Dataset records:
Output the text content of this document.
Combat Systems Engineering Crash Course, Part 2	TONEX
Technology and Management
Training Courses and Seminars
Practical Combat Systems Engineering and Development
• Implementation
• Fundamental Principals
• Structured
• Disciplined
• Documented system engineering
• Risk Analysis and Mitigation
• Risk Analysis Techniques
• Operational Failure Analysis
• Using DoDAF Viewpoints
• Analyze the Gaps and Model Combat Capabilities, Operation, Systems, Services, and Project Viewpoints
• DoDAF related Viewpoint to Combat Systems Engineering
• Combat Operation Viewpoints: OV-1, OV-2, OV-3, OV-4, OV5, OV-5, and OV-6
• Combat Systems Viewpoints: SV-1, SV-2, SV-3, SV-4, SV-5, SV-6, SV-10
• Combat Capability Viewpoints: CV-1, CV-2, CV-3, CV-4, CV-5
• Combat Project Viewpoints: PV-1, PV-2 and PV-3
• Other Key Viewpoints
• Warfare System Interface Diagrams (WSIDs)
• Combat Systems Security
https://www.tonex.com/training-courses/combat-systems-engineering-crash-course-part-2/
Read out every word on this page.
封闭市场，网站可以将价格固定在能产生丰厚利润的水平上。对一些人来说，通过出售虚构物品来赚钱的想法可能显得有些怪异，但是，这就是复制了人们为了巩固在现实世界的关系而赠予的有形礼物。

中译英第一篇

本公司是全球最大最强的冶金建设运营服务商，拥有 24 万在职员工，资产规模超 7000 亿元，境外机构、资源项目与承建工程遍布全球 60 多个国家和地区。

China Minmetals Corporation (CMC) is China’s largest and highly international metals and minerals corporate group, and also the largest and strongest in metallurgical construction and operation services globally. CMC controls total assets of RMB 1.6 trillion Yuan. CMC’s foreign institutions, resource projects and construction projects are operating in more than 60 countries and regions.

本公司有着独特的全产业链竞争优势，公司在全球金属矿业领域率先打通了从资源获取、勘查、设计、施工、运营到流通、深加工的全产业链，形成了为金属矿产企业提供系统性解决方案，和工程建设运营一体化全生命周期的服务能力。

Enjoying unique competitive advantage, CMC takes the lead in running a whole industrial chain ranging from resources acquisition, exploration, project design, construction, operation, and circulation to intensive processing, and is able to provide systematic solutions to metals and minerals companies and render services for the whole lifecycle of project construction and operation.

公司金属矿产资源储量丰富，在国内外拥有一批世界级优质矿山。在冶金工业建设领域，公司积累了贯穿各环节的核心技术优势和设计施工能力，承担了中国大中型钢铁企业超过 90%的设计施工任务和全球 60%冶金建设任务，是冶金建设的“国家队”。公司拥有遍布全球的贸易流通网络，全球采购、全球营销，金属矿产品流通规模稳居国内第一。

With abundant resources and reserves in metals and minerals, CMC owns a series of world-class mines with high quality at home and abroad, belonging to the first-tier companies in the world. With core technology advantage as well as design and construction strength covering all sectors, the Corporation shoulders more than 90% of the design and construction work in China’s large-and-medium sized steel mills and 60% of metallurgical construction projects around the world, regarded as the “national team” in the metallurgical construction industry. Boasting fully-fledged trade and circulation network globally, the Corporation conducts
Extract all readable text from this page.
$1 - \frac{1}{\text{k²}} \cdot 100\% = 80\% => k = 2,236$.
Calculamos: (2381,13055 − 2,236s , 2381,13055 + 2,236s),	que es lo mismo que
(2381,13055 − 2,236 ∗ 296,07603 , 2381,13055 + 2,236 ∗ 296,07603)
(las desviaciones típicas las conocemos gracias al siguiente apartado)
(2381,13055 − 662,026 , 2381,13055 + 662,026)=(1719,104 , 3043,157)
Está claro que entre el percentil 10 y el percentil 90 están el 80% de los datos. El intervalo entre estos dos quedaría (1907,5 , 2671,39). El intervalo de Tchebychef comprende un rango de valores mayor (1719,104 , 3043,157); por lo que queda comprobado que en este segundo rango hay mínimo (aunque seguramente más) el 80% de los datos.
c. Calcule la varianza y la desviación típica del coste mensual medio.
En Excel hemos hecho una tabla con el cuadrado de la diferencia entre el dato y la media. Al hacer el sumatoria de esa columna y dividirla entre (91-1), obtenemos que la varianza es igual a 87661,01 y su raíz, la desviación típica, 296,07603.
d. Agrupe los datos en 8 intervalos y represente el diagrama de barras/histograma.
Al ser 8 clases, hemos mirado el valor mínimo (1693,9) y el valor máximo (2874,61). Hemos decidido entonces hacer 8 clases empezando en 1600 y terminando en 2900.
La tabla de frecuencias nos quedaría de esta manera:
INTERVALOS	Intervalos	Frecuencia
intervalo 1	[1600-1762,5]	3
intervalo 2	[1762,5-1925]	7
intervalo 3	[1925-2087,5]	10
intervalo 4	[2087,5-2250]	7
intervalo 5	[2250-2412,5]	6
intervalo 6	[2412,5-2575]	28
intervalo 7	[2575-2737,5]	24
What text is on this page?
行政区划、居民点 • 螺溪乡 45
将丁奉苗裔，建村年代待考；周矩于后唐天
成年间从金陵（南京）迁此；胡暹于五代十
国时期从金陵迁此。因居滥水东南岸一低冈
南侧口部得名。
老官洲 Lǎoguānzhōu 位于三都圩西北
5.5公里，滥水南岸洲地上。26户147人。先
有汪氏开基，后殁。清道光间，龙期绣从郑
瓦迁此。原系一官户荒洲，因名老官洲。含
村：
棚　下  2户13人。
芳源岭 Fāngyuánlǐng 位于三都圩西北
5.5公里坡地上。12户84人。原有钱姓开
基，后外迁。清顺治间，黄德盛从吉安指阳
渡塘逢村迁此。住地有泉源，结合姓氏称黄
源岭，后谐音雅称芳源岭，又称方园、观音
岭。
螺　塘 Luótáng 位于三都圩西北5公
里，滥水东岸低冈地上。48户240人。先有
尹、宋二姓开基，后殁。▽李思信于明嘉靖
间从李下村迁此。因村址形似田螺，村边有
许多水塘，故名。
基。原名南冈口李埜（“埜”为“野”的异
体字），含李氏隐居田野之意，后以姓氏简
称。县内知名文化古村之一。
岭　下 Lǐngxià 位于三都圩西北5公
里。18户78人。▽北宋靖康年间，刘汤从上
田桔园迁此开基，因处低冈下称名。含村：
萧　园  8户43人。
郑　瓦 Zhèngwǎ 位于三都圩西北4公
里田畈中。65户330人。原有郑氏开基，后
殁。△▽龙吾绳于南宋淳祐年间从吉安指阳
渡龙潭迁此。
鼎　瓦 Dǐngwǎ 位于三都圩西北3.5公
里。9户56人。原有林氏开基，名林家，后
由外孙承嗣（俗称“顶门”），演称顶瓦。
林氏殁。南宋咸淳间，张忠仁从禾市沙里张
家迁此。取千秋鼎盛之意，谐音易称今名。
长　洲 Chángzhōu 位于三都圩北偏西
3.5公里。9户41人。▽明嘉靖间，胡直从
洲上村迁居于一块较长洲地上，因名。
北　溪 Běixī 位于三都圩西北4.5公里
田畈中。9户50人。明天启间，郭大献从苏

What the task requires: List every line in the records above that contains the word "Analysis".

Expected answer:
• Risk Analysis and Mitigation
• Risk Analysis Techniques
• Operational Failure Analysis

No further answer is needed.